WORK TO DO: Identify each line containing the word "label" and copy it.

PROVIDED INFORMATION:
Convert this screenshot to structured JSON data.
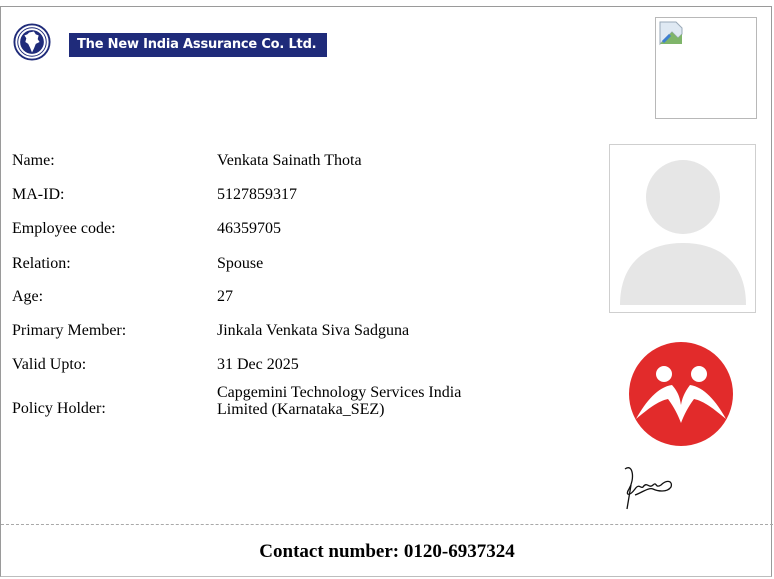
{
  "header": {
    "logo_text": "The New India Assurance Co. Ltd."
  },
  "member": {
    "fields": [
      {
        "label": "Name:",
        "value": "Venkata Sainath Thota"
      },
      {
        "label": "MA-ID:",
        "value": "5127859317"
      },
      {
        "label": "Employee code:",
        "value": "46359705"
      },
      {
        "label": "Relation:",
        "value": "Spouse"
      },
      {
        "label": "Age:",
        "value": "27"
      },
      {
        "label": "Primary Member:",
        "value": "Jinkala Venkata Siva Sadguna"
      },
      {
        "label": "Valid Upto:",
        "value": "31 Dec 2025"
      },
      {
        "label": "Policy Holder:",
        "value_line1": "Capgemini Technology Services India",
        "value_line2": "Limited (Karnataka_SEZ)"
      }
    ]
  },
  "footer": {
    "contact": "Contact number: 0120-6937324"
  },
  "colors": {
    "banner": "#1f2b7a",
    "brand_red": "#e22b2b",
    "avatar_gray": "#e6e6e6"
  },
  "icons": {
    "logo": "insurer-emblem-icon",
    "photo": "broken-image-icon",
    "avatar": "user-avatar-icon",
    "brand": "brand-mark-icon",
    "signature": "signature-icon"
  }
}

EXERCISE RESPONSE:
        "label": "Name:",
        "label": "MA-ID:",
        "label": "Employee code:",
        "label": "Relation:",
        "label": "Age:",
        "label": "Primary Member:",
        "label": "Valid Upto:",
        "label": "Policy Holder:",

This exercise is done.